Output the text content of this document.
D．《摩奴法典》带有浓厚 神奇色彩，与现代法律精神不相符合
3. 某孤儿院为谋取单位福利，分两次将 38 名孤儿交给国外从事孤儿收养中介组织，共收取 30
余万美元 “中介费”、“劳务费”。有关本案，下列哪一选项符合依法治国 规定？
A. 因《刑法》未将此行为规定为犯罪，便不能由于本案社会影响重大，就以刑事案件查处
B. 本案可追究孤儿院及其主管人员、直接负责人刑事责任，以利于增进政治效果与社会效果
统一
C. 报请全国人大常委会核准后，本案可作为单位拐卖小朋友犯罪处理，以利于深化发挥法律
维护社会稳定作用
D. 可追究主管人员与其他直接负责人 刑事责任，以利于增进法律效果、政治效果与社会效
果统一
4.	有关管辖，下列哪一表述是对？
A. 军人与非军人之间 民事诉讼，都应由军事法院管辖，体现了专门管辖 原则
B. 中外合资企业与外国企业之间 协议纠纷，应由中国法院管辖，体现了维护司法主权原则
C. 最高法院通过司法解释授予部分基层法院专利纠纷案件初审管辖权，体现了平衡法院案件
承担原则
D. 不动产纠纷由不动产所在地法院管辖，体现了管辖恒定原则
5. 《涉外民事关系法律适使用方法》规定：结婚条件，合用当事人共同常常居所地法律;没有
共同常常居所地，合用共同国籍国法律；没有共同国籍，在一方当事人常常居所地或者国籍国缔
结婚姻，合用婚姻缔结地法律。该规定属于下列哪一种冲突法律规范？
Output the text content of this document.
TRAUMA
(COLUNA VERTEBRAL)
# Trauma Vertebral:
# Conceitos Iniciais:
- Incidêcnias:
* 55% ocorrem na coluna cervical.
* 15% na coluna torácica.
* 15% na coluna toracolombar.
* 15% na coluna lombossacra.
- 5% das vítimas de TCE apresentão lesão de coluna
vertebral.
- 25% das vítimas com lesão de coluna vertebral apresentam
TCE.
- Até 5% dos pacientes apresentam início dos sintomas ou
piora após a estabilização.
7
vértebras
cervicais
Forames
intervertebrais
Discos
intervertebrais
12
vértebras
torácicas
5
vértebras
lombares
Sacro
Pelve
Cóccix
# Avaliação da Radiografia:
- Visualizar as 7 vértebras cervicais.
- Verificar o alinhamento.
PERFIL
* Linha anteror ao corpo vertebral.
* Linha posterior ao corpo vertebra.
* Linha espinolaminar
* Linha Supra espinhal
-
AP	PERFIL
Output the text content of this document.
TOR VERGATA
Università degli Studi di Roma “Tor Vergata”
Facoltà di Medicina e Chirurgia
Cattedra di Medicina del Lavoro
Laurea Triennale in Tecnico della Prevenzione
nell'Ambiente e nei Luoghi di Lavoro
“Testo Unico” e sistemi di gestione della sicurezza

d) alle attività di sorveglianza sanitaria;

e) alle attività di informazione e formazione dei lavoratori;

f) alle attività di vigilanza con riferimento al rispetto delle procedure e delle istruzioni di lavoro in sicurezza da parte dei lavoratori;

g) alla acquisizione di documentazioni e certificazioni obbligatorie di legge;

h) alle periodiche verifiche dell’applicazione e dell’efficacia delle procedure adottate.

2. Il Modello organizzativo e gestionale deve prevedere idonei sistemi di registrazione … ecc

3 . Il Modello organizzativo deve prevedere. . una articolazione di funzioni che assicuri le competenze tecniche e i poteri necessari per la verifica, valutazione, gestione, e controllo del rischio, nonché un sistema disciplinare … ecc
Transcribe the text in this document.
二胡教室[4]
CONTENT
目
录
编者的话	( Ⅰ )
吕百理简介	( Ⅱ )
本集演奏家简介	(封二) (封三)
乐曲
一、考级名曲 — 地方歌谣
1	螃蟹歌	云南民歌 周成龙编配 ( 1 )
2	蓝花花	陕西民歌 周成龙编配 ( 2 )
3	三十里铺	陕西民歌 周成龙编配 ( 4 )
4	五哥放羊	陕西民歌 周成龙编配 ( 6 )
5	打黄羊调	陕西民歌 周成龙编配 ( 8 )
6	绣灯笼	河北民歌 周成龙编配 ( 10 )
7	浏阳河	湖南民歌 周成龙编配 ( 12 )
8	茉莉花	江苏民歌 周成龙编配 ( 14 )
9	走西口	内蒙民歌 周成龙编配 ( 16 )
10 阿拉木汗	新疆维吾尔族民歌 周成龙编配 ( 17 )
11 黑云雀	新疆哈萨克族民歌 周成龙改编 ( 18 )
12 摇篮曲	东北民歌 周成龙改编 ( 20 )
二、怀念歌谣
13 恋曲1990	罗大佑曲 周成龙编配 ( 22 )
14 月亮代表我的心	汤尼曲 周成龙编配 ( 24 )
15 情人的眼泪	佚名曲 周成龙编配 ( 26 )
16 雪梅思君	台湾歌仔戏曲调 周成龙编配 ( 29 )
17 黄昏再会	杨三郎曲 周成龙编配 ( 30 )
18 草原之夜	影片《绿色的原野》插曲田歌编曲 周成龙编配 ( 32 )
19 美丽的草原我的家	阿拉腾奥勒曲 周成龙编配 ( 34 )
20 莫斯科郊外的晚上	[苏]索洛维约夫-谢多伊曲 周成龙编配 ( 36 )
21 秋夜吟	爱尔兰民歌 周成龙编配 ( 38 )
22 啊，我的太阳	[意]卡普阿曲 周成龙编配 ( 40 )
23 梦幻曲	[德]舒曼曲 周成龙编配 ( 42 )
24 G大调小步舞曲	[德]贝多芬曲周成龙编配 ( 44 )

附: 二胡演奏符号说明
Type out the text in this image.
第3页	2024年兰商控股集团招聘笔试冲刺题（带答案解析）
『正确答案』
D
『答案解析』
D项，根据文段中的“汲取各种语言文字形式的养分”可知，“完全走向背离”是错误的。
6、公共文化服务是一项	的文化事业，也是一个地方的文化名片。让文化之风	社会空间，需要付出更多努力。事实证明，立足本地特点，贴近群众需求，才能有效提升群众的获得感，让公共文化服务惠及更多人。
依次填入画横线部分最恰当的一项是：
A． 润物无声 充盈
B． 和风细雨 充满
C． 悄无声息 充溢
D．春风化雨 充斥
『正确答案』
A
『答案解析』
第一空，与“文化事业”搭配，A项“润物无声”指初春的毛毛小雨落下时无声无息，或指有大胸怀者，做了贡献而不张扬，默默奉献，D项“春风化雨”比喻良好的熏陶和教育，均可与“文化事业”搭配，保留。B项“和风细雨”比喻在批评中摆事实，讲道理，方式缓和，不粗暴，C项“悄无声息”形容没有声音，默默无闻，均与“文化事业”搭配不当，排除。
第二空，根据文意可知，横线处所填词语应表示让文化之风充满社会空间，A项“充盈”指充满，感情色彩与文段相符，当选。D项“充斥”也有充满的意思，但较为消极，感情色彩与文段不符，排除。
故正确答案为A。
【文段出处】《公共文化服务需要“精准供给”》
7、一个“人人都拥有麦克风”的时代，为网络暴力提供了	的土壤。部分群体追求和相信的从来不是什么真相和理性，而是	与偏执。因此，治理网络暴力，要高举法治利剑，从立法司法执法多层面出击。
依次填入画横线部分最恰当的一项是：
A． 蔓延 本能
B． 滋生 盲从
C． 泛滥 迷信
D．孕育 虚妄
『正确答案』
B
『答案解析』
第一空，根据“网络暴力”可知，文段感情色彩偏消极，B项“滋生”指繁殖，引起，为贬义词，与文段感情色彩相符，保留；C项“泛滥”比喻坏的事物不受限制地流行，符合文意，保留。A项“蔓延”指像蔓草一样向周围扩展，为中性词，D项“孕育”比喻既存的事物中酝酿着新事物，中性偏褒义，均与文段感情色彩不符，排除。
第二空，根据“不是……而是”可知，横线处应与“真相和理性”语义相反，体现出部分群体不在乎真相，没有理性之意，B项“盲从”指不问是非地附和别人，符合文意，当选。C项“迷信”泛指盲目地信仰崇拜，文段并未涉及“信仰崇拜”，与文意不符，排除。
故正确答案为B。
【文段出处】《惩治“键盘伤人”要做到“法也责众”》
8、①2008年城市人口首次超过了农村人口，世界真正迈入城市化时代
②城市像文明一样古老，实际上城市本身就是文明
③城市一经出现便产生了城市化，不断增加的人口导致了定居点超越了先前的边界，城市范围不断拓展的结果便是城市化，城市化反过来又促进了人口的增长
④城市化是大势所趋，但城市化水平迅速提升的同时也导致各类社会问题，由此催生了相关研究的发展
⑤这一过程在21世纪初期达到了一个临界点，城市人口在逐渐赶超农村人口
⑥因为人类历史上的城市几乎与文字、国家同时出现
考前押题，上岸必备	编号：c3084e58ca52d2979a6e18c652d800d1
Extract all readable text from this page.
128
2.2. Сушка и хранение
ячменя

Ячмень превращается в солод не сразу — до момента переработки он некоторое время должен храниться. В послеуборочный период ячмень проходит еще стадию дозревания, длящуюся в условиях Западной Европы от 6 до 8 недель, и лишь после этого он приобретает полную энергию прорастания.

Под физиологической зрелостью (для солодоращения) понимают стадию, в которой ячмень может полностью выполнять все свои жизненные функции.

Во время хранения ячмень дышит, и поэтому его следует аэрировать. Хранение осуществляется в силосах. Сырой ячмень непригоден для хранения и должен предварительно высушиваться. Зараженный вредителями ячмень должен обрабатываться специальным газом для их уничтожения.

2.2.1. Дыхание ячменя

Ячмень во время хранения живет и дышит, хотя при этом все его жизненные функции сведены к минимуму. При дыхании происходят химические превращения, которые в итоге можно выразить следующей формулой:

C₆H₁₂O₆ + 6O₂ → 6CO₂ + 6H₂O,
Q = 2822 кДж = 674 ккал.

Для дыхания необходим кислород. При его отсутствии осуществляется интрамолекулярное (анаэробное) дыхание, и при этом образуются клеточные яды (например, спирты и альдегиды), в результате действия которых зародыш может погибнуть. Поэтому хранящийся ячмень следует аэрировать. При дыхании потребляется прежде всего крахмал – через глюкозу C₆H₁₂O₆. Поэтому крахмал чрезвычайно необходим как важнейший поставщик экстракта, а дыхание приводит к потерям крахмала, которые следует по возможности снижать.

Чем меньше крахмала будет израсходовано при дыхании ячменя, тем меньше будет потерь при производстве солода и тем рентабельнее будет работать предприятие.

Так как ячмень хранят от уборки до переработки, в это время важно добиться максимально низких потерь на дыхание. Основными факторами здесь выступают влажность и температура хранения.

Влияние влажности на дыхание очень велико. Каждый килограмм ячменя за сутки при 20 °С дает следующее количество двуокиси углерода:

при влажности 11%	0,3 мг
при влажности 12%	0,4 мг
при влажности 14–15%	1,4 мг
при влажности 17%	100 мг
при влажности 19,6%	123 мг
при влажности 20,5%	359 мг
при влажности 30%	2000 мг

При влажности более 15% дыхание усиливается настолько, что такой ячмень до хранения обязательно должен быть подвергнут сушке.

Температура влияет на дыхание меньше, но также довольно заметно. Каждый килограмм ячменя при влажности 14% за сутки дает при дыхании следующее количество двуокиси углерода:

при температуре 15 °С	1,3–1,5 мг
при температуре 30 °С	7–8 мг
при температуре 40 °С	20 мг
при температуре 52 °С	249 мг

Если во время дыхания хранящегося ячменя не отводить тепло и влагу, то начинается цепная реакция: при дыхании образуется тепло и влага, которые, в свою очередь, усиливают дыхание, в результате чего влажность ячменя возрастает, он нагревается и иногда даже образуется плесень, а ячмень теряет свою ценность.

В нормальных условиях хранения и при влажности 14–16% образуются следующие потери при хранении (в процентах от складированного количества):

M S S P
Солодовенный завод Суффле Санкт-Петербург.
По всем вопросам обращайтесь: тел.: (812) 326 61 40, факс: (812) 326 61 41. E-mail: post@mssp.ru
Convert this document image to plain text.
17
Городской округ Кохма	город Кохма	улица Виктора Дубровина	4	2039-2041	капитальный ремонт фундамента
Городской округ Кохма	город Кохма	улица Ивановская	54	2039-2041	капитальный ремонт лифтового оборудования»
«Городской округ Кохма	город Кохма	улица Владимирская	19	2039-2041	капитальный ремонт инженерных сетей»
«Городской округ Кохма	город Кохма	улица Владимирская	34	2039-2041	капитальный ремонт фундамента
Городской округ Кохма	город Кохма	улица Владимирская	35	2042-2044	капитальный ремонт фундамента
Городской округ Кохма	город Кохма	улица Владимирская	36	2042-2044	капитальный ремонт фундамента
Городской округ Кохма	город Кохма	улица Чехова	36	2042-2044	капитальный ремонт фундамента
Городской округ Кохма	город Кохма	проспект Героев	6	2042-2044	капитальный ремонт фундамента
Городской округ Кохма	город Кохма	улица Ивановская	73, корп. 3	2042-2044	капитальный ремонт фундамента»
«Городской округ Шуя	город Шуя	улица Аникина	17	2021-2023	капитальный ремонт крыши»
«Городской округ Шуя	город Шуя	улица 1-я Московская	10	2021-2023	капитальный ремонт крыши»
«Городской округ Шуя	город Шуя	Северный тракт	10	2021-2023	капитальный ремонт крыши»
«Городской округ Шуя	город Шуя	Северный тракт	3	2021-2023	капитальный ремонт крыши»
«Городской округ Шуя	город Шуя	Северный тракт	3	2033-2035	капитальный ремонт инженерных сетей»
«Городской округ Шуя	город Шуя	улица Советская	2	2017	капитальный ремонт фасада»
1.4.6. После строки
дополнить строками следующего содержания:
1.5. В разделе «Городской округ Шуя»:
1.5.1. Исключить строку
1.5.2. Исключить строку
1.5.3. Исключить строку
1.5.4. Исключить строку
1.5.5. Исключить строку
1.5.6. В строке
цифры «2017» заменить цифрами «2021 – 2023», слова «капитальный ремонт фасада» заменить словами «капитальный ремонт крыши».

○ ○ ○ ○ ○

Given exercise = Gather all the lines that include the word "строку" and copy them out.

Answer to this task =
1.5.1. Исключить строку
1.5.2. Исключить строку
1.5.3. Исключить строку
1.5.4. Исключить строку
1.5.5. Исключить строку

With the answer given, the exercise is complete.